— Job —
Copy the listing below line for line, without changing anything.
-- begin --
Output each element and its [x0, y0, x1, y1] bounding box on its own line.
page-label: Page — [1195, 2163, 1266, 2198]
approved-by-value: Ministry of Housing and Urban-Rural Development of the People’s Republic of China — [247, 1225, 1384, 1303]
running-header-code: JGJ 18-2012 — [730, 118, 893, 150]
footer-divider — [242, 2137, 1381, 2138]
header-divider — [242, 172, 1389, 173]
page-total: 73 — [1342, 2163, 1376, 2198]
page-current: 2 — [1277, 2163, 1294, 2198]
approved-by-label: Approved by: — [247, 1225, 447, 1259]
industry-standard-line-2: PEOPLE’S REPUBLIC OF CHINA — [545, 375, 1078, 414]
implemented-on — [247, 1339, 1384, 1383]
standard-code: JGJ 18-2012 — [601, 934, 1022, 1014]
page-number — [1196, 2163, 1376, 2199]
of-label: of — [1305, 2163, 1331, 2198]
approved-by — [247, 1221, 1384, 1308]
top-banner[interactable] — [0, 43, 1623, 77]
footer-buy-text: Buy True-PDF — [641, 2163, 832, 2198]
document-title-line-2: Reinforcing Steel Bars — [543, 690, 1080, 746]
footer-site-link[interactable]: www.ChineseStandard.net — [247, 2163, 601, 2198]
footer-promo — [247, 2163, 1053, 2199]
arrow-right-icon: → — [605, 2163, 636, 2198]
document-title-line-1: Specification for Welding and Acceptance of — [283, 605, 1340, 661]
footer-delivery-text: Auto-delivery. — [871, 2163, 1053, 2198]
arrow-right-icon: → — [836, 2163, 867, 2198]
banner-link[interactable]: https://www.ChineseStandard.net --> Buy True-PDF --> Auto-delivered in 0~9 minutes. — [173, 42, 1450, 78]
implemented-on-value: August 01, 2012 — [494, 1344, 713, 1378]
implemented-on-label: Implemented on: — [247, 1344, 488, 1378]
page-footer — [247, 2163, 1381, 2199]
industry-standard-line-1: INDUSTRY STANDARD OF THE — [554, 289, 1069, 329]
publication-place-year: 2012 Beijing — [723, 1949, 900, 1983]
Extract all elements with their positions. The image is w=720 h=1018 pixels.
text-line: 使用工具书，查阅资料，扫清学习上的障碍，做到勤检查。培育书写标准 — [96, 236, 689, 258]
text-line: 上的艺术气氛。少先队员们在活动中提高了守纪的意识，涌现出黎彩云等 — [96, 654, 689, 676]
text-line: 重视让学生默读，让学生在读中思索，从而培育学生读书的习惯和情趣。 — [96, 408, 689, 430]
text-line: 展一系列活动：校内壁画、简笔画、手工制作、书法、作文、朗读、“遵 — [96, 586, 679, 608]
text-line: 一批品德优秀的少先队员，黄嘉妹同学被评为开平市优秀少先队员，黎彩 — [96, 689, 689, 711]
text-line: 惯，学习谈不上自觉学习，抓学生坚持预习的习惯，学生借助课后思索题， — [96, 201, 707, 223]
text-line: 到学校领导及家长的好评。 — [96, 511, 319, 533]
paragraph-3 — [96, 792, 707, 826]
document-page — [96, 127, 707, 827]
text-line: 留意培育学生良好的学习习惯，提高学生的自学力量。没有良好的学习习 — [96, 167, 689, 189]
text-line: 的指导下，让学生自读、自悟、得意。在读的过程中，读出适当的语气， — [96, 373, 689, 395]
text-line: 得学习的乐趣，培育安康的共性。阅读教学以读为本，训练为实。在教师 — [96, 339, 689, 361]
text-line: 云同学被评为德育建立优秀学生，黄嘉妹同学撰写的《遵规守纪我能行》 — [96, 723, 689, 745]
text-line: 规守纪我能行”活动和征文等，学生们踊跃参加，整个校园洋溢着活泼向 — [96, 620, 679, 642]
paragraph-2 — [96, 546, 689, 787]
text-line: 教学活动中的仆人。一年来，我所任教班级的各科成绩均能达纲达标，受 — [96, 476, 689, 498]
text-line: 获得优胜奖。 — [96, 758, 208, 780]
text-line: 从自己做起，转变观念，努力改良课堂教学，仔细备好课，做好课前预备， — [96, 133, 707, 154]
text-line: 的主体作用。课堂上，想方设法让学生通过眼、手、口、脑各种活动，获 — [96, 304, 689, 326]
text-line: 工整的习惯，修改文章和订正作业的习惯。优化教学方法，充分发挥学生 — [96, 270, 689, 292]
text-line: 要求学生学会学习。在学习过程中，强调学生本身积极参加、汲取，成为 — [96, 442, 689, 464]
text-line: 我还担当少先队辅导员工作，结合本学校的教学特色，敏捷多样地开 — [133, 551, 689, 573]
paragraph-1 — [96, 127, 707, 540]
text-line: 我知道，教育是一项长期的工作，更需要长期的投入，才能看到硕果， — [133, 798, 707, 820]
-- end --
— Final answer —
Output each element and its [x0, y0, x1, y1] bounding box on its own line.
page-label: Page — [1195, 2163, 1266, 2198]
approved-by-value: Ministry of Housing and Urban-Rural Development of the People’s Republic of China — [247, 1225, 1384, 1303]
running-header-code: JGJ 18-2012 — [730, 118, 893, 150]
footer-divider — [242, 2137, 1381, 2138]
header-divider — [242, 172, 1389, 173]
page-total: 73 — [1342, 2163, 1376, 2198]
page-current: 2 — [1277, 2163, 1294, 2198]
approved-by-label: Approved by: — [247, 1225, 447, 1259]
industry-standard-line-2: PEOPLE’S REPUBLIC OF CHINA — [545, 375, 1078, 414]
implemented-on — [247, 1339, 1384, 1383]
standard-code: JGJ 18-2012 — [601, 934, 1022, 1014]
page-number — [1196, 2163, 1376, 2199]
of-label: of — [1305, 2163, 1331, 2198]
approved-by — [247, 1221, 1384, 1308]
top-banner[interactable] — [0, 43, 1623, 77]
footer-buy-text: Buy True-PDF — [641, 2163, 832, 2198]
document-title-line-2: Reinforcing Steel Bars — [543, 690, 1080, 746]
footer-site-link[interactable]: www.ChineseStandard.net — [247, 2163, 601, 2198]
footer-promo — [247, 2163, 1053, 2199]
arrow-right-icon: → — [605, 2163, 636, 2198]
document-title-line-1: Specification for Welding and Acceptance of — [283, 605, 1340, 661]
footer-delivery-text: Auto-delivery. — [871, 2163, 1053, 2198]
arrow-right-icon: → — [836, 2163, 867, 2198]
banner-link[interactable]: https://www.ChineseStandard.net --> Buy True-PDF --> Auto-delivered in 0~9 minutes. — [173, 42, 1450, 78]
implemented-on-value: August 01, 2012 — [494, 1344, 713, 1378]
implemented-on-label: Implemented on: — [247, 1344, 488, 1378]
page-footer — [247, 2163, 1381, 2199]
industry-standard-line-1: INDUSTRY STANDARD OF THE — [554, 289, 1069, 329]
publication-place-year: 2012 Beijing — [723, 1949, 900, 1983]
Extract all elements with their positions. The image is w=720 h=1018 pixels.
text-line: 使用工具书，查阅资料，扫清学习上的障碍，做到勤检查。培育书写标准 — [96, 236, 689, 258]
text-line: 上的艺术气氛。少先队员们在活动中提高了守纪的意识，涌现出黎彩云等 — [96, 654, 689, 676]
text-line: 重视让学生默读，让学生在读中思索，从而培育学生读书的习惯和情趣。 — [96, 408, 689, 430]
text-line: 展一系列活动：校内壁画、简笔画、手工制作、书法、作文、朗读、“遵 — [96, 586, 679, 608]
text-line: 一批品德优秀的少先队员，黄嘉妹同学被评为开平市优秀少先队员，黎彩 — [96, 689, 689, 711]
text-line: 惯，学习谈不上自觉学习，抓学生坚持预习的习惯，学生借助课后思索题， — [96, 201, 707, 223]
text-line: 到学校领导及家长的好评。 — [96, 511, 319, 533]
paragraph-3 — [96, 792, 707, 826]
document-page — [96, 127, 707, 827]
text-line: 留意培育学生良好的学习习惯，提高学生的自学力量。没有良好的学习习 — [96, 167, 689, 189]
text-line: 的指导下，让学生自读、自悟、得意。在读的过程中，读出适当的语气， — [96, 373, 689, 395]
text-line: 得学习的乐趣，培育安康的共性。阅读教学以读为本，训练为实。在教师 — [96, 339, 689, 361]
text-line: 云同学被评为德育建立优秀学生，黄嘉妹同学撰写的《遵规守纪我能行》 — [96, 723, 689, 745]
text-line: 规守纪我能行”活动和征文等，学生们踊跃参加，整个校园洋溢着活泼向 — [96, 620, 679, 642]
paragraph-2 — [96, 546, 689, 787]
text-line: 教学活动中的仆人。一年来，我所任教班级的各科成绩均能达纲达标，受 — [96, 476, 689, 498]
text-line: 获得优胜奖。 — [96, 758, 208, 780]
text-line: 从自己做起，转变观念，努力改良课堂教学，仔细备好课，做好课前预备， — [96, 133, 707, 154]
text-line: 的主体作用。课堂上，想方设法让学生通过眼、手、口、脑各种活动，获 — [96, 304, 689, 326]
text-line: 工整的习惯，修改文章和订正作业的习惯。优化教学方法，充分发挥学生 — [96, 270, 689, 292]
text-line: 要求学生学会学习。在学习过程中，强调学生本身积极参加、汲取，成为 — [96, 442, 689, 464]
text-line: 我还担当少先队辅导员工作，结合本学校的教学特色，敏捷多样地开 — [133, 551, 689, 573]
paragraph-1 — [96, 127, 707, 540]
text-line: 我知道，教育是一项长期的工作，更需要长期的投入，才能看到硕果， — [133, 798, 707, 820]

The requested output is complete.